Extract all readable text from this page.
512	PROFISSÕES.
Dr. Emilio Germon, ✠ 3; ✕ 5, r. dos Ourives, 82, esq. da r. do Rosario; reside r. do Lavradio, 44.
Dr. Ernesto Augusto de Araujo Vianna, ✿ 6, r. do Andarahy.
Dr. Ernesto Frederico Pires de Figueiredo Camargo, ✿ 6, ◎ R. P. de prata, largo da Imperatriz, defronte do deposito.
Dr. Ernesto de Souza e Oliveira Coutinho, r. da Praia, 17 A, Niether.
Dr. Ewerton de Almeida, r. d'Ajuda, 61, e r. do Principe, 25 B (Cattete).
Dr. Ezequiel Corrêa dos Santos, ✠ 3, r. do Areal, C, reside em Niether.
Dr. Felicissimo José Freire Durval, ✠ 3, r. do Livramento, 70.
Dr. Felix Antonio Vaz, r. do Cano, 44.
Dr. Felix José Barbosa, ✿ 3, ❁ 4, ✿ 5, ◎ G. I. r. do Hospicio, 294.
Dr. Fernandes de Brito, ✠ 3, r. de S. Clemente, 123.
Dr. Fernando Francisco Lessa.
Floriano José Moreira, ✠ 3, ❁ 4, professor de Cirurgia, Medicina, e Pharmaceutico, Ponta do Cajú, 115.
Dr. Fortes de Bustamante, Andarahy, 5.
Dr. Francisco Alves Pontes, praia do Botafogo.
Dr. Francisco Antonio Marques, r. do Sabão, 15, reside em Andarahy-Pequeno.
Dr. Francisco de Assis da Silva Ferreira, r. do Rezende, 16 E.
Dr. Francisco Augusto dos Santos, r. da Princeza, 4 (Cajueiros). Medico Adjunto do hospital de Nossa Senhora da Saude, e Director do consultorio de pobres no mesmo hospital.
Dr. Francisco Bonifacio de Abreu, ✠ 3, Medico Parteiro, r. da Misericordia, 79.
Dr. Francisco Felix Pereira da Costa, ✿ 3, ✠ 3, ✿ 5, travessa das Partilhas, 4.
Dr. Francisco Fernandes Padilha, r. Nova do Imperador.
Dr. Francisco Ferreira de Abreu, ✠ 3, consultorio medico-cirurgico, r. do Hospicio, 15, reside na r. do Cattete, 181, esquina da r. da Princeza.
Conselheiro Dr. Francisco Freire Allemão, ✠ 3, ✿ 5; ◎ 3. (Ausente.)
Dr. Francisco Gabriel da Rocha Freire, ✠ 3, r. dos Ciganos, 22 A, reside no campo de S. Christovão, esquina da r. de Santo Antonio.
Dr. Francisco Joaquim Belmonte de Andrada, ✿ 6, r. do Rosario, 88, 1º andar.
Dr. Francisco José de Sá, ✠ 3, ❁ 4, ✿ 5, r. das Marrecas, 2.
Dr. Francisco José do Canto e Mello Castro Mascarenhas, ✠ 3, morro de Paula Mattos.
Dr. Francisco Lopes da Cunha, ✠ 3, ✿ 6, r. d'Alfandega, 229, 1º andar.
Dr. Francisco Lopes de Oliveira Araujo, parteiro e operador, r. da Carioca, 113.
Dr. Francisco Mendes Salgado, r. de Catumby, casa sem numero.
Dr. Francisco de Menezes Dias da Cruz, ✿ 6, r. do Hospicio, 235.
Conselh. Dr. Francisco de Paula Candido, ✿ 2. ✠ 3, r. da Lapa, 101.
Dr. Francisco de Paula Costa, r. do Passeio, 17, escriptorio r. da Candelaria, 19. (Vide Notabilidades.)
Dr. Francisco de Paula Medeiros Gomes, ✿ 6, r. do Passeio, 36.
* * *
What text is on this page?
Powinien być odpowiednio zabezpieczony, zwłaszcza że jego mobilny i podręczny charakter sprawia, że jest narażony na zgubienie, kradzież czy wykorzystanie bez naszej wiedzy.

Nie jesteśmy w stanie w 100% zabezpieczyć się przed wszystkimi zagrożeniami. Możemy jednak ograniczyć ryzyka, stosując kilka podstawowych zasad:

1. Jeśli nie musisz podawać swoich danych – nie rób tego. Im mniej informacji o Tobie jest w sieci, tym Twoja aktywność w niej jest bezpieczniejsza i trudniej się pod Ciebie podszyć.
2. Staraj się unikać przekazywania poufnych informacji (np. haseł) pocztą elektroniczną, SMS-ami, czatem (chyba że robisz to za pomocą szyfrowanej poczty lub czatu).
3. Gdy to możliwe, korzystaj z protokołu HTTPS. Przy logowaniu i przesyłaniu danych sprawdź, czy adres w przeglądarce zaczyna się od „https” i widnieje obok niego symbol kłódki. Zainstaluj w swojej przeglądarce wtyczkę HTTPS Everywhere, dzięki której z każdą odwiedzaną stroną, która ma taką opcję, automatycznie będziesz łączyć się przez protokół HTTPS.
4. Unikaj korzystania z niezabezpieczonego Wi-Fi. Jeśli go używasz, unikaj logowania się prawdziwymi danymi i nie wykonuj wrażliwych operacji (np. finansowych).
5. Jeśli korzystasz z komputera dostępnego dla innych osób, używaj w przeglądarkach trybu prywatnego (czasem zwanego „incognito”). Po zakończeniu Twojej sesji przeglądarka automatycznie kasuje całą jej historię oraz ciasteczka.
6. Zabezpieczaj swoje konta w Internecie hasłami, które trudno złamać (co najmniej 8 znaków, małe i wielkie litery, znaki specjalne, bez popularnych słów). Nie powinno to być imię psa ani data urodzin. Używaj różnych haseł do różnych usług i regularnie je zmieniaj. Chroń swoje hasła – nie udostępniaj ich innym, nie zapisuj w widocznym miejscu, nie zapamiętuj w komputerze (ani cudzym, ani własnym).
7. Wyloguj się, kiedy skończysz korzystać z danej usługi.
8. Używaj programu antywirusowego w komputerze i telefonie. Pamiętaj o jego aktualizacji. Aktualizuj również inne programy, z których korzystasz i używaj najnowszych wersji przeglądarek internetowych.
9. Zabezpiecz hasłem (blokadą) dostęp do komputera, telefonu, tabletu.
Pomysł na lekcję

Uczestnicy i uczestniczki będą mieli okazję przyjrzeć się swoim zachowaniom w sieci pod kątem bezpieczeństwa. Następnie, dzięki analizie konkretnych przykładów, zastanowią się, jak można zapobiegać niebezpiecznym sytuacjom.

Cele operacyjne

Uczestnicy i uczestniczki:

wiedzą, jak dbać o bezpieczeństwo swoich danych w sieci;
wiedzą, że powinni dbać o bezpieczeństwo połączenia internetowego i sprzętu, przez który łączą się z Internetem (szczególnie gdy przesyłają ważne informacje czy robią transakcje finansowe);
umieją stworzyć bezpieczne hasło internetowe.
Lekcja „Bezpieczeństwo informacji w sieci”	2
==
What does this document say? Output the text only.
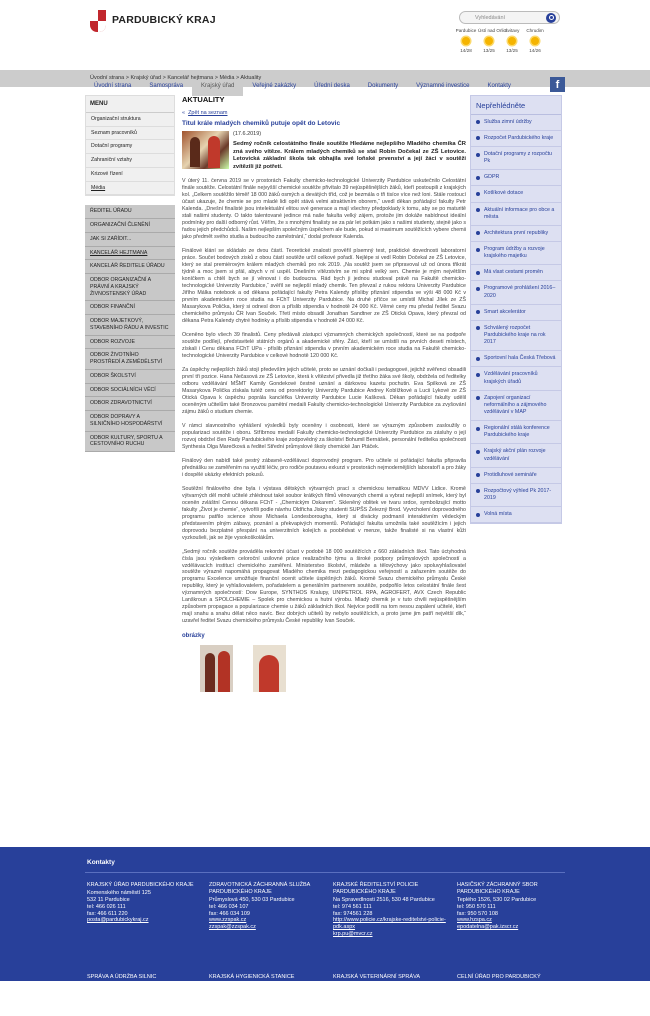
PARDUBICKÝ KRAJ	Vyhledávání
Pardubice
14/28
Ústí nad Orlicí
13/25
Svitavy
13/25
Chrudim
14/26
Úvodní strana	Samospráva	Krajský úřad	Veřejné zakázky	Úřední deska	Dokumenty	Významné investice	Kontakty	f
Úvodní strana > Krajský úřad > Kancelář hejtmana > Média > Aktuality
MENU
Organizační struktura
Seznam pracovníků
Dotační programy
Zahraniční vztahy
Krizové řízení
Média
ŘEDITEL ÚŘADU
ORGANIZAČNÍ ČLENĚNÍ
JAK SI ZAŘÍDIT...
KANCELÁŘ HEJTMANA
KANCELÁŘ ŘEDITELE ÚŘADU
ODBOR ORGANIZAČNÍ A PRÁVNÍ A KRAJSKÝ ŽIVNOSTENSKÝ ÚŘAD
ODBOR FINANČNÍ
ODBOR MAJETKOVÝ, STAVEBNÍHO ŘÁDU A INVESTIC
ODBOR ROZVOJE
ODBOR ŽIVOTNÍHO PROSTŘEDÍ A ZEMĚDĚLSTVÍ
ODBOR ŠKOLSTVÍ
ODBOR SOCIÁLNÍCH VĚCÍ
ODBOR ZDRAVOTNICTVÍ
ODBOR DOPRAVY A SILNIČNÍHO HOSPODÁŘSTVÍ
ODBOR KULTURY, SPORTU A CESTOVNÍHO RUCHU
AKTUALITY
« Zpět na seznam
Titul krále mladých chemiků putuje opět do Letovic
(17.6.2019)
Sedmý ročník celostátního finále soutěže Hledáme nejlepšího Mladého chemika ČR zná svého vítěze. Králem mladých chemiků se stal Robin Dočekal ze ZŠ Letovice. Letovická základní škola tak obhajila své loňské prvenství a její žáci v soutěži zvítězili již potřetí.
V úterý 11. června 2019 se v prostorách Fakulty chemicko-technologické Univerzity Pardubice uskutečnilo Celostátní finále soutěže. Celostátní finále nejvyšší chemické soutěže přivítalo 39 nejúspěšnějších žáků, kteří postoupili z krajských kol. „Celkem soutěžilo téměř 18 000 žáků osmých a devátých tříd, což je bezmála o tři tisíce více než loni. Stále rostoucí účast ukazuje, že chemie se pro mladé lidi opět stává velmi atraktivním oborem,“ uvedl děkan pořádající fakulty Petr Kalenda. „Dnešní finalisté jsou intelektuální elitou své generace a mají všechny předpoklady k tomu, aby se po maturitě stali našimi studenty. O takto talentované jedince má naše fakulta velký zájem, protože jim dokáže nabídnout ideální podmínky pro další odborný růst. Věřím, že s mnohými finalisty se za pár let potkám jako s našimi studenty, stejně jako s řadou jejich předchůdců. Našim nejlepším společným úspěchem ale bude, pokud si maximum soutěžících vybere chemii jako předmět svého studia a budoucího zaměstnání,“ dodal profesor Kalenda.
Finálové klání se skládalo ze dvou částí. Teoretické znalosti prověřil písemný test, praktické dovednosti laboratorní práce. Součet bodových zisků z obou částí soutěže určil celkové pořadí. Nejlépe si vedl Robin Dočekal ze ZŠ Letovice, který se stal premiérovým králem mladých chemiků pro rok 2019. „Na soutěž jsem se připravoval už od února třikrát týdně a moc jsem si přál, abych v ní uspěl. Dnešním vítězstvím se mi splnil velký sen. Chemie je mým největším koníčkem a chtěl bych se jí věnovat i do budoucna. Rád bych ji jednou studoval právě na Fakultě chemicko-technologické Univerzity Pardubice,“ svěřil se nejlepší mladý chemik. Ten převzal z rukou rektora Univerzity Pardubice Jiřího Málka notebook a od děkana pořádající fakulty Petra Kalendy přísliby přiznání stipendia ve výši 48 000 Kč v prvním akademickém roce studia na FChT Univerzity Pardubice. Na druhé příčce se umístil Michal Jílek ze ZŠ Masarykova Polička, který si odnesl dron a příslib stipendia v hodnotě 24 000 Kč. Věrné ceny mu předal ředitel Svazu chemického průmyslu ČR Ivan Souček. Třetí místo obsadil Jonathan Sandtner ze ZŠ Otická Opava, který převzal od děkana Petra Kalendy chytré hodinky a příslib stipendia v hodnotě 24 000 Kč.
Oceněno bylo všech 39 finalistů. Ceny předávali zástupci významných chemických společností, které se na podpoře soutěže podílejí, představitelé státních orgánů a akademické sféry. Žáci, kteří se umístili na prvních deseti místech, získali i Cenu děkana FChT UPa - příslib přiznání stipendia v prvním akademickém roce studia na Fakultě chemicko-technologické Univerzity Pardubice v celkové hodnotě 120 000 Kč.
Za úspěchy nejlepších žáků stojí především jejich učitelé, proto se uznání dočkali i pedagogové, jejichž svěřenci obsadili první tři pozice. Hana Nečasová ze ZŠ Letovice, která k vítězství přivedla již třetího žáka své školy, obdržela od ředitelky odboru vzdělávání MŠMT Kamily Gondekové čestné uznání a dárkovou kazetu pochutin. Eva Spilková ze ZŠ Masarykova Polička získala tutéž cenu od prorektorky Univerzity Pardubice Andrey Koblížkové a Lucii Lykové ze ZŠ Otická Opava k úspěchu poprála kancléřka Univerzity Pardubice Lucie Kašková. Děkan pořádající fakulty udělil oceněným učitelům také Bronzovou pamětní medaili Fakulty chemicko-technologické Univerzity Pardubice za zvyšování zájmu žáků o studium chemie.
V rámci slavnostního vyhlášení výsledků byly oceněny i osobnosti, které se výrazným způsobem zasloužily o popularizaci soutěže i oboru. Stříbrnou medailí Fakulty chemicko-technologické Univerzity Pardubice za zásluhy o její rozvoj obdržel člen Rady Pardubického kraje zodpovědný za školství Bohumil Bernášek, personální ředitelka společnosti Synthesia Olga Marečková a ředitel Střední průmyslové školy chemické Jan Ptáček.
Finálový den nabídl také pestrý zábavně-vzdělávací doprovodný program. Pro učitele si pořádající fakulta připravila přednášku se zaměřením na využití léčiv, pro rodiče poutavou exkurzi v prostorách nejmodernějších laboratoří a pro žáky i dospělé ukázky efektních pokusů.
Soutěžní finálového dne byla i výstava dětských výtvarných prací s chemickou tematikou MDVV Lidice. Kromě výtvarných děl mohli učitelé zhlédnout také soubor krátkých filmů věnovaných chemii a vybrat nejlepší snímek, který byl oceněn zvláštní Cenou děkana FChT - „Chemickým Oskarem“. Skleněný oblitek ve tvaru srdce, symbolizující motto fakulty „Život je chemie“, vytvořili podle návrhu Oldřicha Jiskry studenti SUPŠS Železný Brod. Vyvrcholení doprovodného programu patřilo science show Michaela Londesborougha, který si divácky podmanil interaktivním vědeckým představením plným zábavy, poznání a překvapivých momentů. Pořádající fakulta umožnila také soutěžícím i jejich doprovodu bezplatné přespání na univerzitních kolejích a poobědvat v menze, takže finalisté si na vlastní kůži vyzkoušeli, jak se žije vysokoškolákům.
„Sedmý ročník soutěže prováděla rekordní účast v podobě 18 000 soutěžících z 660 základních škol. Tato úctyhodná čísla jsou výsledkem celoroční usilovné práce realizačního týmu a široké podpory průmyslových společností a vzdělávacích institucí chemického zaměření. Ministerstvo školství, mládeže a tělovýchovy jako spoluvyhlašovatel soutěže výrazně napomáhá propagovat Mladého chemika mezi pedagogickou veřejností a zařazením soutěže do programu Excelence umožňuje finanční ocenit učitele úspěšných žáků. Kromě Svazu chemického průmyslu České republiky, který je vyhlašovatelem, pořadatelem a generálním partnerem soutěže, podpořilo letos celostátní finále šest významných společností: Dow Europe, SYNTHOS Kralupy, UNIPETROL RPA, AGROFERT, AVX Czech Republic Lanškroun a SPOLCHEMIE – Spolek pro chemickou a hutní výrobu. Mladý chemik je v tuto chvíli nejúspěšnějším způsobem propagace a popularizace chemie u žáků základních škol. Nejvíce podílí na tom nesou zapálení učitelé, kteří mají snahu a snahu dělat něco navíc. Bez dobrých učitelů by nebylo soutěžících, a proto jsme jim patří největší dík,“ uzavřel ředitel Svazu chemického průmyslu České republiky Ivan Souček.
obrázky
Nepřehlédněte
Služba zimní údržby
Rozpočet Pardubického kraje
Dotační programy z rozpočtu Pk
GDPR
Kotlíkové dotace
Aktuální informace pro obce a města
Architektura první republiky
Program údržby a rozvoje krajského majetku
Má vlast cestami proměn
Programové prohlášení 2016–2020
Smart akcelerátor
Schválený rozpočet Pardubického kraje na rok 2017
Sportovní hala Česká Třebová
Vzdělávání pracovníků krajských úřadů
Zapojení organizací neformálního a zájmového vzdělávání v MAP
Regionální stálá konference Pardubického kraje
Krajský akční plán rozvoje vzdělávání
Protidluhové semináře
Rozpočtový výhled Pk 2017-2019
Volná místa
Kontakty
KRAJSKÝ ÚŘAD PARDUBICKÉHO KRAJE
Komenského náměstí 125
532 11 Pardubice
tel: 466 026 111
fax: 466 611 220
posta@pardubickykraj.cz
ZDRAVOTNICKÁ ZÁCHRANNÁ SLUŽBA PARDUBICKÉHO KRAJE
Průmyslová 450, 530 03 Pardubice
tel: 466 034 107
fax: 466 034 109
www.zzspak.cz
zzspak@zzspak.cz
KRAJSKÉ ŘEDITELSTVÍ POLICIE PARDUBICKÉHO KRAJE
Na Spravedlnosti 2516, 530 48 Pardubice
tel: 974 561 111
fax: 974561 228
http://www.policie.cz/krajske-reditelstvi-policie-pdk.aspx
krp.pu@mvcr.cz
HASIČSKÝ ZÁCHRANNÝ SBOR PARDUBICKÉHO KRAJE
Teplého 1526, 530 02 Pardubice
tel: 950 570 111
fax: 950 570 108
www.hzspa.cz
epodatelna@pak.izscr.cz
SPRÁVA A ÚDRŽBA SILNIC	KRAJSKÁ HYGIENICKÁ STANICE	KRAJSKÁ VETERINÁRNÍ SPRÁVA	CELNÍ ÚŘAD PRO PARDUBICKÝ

◆ Problem description: Show each line of the data that contains the string "chemika".

◆ Worked solution:
Sedmý ročník celostátního finále soutěže Hledáme nejlepšího Mladého chemika ČR zná svého vítěze. Králem mladých chemiků se stal Robin Dočekal ze ZŠ Letovice. Letovická základní škola tak obhajila své loňské prvenství a její žáci v soutěži zvítězili již potřetí.
„Sedmý ročník soutěže prováděla rekordní účast v podobě 18 000 soutěžících z 660 základních škol. Tato úctyhodná čísla jsou výsledkem celoroční usilovné práce realizačního týmu a široké podpory průmyslových společností a vzdělávacích institucí chemického zaměření. Ministerstvo školství, mládeže a tělovýchovy jako spoluvyhlašovatel soutěže výrazně napomáhá propagovat Mladého chemika mezi pedagogickou veřejností a zařazením soutěže do programu Excelence umožňuje finanční ocenit učitele úspěšných žáků. Kromě Svazu chemického průmyslu České republiky, který je vyhlašovatelem, pořadatelem a generálním partnerem soutěže, podpořilo letos celostátní finále šest významných společností: Dow Europe, SYNTHOS Kralupy, UNIPETROL RPA, AGROFERT, AVX Czech Republic Lanškroun a SPOLCHEMIE – Spolek pro chemickou a hutní výrobu. Mladý chemik je v tuto chvíli nejúspěšnějším způsobem propagace a popularizace chemie u žáků základních škol. Nejvíce podílí na tom nesou zapálení učitelé, kteří mají snahu a snahu dělat něco navíc. Bez dobrých učitelů by nebylo soutěžících, a proto jsme jim patří největší dík,“ uzavřel ředitel Svazu chemického průmyslu České republiky Ivan Souček.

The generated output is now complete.